» **Your objective**
Transcribe everything in the records exactly. Skip the images.

» **Data for analysis**
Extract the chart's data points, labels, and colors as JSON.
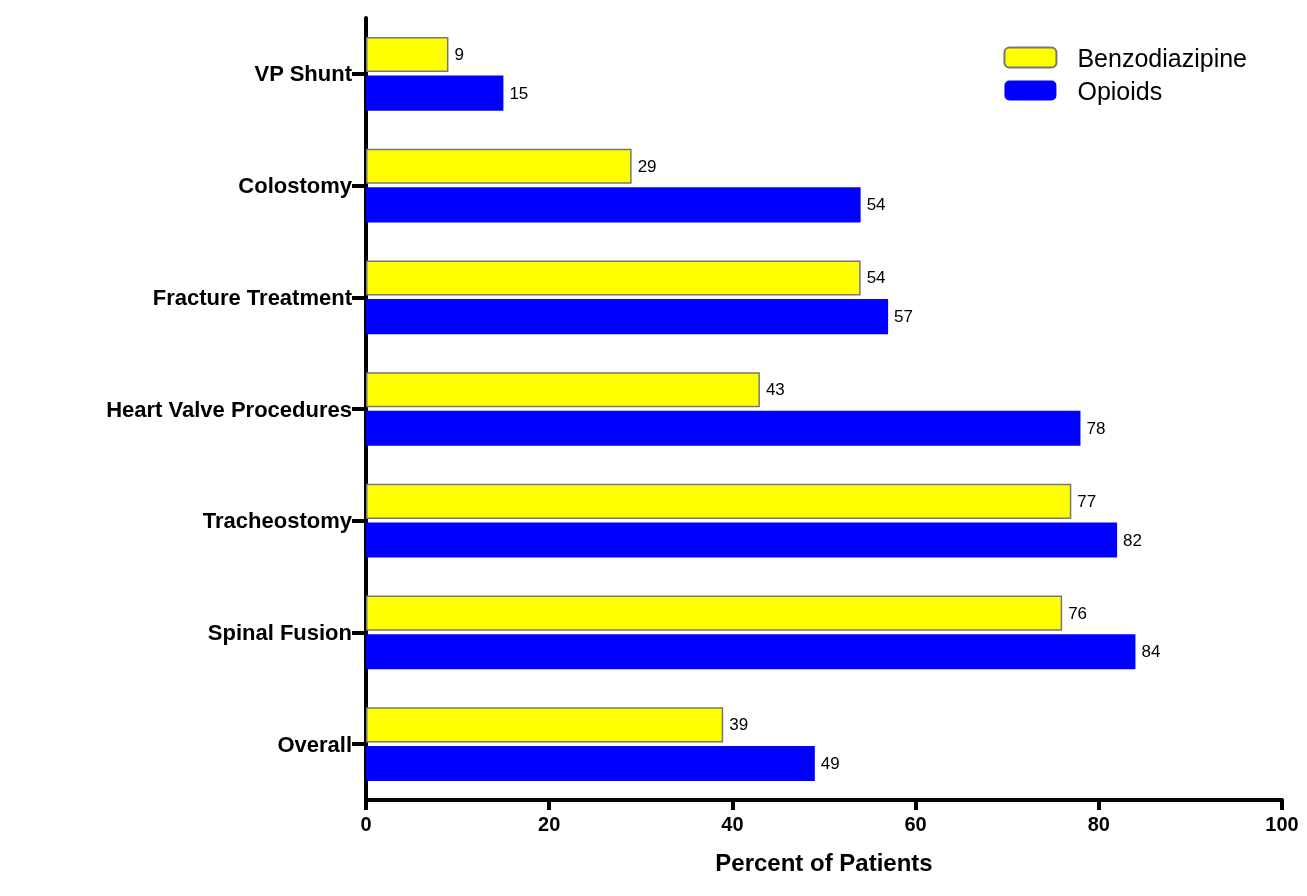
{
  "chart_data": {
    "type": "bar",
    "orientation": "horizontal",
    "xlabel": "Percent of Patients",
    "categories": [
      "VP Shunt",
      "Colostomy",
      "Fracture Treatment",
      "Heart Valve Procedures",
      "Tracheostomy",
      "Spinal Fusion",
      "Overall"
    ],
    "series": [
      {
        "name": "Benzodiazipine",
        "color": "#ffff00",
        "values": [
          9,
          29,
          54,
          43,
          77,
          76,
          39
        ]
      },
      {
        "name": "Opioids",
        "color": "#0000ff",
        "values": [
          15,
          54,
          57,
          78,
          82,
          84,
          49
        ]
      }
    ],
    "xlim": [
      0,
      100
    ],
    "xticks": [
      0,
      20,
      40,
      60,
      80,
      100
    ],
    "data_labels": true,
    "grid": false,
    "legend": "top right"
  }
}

» **Output**
Extract the chart's data points, labels, and colors as JSON.
{
  "chart_data": {
    "type": "bar",
    "orientation": "horizontal",
    "xlabel": "Percent of Patients",
    "categories": [
      "VP Shunt",
      "Colostomy",
      "Fracture Treatment",
      "Heart Valve Procedures",
      "Tracheostomy",
      "Spinal Fusion",
      "Overall"
    ],
    "series": [
      {
        "name": "Benzodiazipine",
        "color": "#ffff00",
        "values": [
          9,
          29,
          54,
          43,
          77,
          76,
          39
        ]
      },
      {
        "name": "Opioids",
        "color": "#0000ff",
        "values": [
          15,
          54,
          57,
          78,
          82,
          84,
          49
        ]
      }
    ],
    "xlim": [
      0,
      100
    ],
    "xticks": [
      0,
      20,
      40,
      60,
      80,
      100
    ],
    "data_labels": true,
    "grid": false,
    "legend": "top right"
  }
}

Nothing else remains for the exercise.